**What you will do**
Look through the entries and report how many lines include the word "temperature". Give the number alone.

**Extracted information**

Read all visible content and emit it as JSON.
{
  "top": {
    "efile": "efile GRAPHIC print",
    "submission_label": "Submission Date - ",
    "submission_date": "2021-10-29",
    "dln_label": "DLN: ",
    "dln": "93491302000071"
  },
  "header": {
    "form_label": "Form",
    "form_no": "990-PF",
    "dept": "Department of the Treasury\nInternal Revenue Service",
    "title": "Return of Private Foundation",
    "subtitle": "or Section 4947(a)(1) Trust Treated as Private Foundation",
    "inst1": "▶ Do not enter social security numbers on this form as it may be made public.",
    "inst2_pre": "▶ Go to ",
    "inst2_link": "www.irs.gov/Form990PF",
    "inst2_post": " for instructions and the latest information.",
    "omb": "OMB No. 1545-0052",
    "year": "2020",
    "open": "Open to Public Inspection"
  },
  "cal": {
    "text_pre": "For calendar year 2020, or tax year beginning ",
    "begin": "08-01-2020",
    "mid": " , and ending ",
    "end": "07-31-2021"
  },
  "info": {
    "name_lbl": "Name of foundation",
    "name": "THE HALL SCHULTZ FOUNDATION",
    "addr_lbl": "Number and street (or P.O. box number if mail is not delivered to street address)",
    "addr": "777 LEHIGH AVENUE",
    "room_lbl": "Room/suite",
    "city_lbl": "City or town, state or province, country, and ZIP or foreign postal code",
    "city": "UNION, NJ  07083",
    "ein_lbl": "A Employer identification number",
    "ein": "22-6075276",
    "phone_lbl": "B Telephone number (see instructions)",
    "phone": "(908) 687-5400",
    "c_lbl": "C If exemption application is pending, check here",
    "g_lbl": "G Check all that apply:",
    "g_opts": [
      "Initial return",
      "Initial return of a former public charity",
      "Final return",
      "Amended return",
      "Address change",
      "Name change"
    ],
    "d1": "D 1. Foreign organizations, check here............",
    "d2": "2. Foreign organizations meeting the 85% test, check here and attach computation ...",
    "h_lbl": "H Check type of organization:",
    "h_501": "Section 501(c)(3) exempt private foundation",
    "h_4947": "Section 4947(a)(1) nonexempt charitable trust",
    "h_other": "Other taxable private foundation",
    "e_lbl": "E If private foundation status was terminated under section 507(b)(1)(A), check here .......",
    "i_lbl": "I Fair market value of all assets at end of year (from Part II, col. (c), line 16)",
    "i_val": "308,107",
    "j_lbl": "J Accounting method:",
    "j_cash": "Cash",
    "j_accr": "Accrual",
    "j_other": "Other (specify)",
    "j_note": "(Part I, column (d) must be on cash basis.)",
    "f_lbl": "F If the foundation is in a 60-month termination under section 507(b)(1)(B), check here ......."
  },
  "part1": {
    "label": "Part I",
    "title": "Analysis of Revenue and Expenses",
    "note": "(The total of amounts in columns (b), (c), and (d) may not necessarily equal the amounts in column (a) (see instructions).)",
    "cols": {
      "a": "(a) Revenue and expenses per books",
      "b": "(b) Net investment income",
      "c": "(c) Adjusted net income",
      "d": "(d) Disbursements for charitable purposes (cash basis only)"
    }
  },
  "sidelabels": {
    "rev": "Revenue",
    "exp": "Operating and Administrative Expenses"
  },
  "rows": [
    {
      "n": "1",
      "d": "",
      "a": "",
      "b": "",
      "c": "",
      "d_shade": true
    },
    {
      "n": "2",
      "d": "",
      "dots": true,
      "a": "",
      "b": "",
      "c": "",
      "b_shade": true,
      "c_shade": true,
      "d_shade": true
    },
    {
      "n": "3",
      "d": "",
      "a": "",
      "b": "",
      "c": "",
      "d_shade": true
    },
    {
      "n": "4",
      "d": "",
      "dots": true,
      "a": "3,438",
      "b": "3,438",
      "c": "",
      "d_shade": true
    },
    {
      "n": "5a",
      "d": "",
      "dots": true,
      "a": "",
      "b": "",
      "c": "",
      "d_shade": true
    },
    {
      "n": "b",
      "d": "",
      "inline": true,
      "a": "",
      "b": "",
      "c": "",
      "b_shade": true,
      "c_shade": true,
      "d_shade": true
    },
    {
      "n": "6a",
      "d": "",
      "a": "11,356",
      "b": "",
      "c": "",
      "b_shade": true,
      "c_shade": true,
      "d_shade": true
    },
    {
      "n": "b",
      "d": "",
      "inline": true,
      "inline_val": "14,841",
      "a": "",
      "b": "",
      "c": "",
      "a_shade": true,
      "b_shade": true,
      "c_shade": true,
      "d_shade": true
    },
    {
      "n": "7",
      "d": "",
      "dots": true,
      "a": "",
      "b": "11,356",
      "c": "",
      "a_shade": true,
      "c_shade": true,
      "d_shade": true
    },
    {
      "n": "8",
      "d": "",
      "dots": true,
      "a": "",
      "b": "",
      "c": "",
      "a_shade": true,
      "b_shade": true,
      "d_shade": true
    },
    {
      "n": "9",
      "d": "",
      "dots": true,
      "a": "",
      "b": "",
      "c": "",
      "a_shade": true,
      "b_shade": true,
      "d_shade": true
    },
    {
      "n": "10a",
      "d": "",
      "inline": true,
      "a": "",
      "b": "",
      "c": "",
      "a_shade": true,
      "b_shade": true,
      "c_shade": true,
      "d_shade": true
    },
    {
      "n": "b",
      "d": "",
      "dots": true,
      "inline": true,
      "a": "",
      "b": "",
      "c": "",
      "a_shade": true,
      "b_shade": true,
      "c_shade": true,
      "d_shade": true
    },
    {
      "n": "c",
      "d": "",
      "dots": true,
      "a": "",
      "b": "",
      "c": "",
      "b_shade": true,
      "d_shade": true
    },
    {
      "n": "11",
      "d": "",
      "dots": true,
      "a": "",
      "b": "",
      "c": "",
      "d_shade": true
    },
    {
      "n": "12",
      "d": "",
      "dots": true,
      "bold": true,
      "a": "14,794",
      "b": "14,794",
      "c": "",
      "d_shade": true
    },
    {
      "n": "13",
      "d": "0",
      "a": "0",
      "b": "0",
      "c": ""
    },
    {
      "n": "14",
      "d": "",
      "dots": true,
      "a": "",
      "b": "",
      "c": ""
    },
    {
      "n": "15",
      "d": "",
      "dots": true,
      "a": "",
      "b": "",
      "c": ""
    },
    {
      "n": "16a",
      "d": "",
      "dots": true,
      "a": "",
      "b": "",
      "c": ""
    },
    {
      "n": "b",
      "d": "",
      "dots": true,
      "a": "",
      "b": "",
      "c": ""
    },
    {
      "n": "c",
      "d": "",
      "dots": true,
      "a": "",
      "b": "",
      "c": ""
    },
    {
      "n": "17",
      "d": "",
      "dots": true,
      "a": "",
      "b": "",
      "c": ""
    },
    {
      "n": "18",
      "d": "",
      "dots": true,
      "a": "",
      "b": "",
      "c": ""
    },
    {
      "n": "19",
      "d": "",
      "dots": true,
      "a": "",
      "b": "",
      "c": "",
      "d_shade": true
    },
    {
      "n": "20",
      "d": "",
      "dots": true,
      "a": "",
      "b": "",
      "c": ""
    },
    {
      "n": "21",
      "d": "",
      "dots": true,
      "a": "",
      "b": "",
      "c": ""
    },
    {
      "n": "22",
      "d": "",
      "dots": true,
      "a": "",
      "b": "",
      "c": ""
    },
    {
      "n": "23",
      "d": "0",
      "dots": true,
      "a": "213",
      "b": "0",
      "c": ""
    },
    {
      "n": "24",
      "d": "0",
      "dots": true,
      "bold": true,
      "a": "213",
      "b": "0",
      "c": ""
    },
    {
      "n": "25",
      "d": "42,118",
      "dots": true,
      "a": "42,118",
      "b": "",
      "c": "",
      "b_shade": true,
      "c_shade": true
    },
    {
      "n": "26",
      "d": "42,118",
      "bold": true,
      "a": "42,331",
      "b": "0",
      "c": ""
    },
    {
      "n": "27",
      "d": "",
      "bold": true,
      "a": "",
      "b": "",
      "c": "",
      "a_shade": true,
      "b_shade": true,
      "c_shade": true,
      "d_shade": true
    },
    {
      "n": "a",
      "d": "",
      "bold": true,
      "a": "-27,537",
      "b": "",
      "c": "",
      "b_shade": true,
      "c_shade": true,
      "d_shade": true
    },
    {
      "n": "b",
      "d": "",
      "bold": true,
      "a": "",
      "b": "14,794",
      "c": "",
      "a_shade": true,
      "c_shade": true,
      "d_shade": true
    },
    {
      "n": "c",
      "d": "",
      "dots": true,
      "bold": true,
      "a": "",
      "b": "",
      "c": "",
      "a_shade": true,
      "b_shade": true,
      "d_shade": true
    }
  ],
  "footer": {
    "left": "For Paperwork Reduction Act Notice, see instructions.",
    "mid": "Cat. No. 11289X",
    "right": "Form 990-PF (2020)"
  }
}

--

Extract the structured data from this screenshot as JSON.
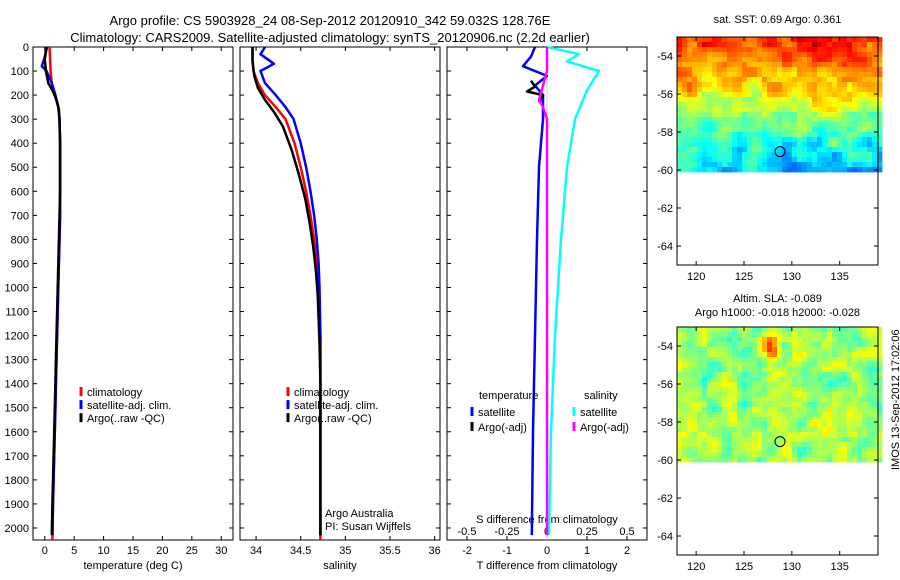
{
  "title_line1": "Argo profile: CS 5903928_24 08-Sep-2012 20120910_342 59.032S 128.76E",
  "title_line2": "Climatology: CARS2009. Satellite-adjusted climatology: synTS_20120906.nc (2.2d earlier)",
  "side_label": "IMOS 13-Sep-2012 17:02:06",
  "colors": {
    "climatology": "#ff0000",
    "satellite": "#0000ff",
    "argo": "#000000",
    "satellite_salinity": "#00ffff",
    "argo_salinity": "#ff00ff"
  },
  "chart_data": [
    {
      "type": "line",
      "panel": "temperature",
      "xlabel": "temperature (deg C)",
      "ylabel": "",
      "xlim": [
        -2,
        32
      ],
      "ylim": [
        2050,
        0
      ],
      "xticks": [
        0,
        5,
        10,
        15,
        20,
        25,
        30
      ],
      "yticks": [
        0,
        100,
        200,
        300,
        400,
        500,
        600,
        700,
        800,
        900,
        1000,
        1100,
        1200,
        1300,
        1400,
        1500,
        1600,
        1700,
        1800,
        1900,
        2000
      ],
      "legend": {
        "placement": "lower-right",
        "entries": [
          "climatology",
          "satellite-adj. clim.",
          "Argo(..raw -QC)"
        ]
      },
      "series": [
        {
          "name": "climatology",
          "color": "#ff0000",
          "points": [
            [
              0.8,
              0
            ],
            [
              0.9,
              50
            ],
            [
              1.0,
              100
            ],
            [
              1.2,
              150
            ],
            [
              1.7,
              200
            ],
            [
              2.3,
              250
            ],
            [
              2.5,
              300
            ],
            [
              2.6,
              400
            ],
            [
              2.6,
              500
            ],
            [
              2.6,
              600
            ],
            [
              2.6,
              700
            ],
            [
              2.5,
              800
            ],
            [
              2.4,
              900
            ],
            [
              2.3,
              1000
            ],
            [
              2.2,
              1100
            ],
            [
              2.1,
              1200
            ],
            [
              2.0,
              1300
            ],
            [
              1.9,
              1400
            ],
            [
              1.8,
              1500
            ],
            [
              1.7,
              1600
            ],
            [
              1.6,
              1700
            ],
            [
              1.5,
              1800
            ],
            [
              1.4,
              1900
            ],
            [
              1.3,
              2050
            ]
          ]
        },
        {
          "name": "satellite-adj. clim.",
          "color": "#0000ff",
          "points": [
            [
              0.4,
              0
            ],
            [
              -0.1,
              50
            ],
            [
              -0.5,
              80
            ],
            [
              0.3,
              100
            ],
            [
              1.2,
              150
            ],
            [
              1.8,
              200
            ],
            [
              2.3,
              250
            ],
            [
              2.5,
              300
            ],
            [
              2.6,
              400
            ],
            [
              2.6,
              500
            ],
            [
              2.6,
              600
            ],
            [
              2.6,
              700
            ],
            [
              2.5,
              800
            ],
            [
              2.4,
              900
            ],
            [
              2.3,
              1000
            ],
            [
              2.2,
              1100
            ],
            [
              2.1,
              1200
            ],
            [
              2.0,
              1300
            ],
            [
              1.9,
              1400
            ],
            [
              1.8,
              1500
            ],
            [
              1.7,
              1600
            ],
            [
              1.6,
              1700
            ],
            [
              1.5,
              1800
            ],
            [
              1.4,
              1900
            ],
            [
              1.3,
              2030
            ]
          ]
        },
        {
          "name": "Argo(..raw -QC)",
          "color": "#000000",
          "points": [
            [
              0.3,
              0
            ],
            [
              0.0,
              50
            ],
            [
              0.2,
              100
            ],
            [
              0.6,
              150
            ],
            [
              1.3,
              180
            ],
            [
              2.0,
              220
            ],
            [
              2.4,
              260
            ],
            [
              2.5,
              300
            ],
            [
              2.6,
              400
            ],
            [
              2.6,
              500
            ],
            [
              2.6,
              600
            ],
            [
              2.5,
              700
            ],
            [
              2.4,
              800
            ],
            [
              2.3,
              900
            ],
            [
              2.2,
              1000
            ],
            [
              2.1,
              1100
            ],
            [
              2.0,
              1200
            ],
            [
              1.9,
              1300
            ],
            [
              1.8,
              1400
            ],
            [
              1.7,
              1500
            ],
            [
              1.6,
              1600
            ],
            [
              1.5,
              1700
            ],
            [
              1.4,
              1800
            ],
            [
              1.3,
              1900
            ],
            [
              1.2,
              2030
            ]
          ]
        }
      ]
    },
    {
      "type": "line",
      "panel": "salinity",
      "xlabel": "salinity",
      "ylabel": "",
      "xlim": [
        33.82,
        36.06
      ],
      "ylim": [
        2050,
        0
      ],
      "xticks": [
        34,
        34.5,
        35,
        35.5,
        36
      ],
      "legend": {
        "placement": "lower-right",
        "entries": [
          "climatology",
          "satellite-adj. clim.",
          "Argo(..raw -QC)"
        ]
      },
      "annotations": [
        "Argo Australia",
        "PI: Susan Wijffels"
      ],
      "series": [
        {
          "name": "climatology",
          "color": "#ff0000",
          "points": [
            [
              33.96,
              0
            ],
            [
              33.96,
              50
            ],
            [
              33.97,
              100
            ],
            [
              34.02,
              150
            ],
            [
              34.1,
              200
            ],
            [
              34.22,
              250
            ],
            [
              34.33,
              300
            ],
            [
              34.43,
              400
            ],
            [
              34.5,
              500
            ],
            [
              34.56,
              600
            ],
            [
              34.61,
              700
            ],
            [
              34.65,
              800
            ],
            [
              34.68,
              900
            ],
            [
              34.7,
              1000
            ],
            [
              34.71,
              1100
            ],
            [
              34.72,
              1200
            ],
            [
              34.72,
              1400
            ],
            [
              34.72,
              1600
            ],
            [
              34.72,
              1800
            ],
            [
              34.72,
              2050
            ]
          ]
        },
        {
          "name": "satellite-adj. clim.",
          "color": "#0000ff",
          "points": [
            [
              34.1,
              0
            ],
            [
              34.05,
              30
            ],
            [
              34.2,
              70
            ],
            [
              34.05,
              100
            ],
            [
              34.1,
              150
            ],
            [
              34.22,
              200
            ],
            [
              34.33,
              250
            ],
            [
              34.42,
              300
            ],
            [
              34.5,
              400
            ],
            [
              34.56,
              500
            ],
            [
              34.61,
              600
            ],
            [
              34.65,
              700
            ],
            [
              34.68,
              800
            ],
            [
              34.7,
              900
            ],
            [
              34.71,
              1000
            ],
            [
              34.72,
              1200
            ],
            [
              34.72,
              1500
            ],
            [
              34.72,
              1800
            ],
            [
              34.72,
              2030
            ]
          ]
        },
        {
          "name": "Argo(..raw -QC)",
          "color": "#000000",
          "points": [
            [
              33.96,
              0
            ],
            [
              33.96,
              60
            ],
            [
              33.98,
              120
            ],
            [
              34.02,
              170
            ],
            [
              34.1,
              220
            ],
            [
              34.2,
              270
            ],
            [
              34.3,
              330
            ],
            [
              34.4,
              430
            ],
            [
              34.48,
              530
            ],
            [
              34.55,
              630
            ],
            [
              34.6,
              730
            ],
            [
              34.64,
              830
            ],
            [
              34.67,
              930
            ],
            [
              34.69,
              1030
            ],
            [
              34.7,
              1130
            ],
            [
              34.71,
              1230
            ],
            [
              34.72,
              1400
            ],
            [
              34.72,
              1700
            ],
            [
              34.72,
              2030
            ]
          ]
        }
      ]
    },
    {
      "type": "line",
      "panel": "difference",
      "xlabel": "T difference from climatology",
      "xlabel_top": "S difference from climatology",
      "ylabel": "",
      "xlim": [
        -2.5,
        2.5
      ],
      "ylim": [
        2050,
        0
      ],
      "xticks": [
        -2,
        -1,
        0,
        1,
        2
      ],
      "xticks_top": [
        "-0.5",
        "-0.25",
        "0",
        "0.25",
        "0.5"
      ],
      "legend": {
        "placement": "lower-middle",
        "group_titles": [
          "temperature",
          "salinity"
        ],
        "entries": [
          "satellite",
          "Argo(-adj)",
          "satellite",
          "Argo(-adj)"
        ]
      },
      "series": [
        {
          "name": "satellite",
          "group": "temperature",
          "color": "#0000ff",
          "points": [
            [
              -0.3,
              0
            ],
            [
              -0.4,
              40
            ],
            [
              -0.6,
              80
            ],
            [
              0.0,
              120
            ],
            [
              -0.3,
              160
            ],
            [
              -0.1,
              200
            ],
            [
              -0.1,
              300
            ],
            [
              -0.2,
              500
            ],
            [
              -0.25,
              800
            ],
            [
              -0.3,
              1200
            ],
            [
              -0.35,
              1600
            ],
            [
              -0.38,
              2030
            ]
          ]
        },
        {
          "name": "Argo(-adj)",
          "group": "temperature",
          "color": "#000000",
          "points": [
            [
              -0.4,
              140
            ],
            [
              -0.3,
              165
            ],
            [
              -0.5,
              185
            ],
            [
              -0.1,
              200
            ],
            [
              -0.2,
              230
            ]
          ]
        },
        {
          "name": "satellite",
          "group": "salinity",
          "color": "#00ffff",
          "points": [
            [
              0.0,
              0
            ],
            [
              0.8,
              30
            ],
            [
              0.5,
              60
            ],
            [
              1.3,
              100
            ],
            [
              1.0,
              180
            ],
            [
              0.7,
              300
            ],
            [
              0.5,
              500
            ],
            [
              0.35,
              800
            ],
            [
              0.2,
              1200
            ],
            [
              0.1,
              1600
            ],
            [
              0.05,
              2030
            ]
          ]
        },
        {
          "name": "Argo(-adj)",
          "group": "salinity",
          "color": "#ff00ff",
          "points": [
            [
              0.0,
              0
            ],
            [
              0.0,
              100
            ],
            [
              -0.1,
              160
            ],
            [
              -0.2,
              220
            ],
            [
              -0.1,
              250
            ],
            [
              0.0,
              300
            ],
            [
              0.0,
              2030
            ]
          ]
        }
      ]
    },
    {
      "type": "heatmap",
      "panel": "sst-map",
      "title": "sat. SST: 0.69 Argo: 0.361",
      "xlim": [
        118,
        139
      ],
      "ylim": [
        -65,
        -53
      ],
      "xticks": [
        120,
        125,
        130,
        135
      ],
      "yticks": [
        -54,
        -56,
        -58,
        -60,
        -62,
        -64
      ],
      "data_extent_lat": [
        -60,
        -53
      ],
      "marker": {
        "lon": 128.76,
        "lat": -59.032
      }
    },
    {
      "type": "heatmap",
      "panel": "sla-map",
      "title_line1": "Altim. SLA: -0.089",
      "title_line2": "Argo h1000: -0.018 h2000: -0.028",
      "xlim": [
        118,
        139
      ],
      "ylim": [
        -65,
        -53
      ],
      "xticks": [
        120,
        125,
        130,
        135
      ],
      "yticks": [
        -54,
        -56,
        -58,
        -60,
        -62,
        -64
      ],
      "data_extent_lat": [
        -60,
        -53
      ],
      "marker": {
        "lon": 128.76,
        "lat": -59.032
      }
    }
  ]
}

**Written response**
5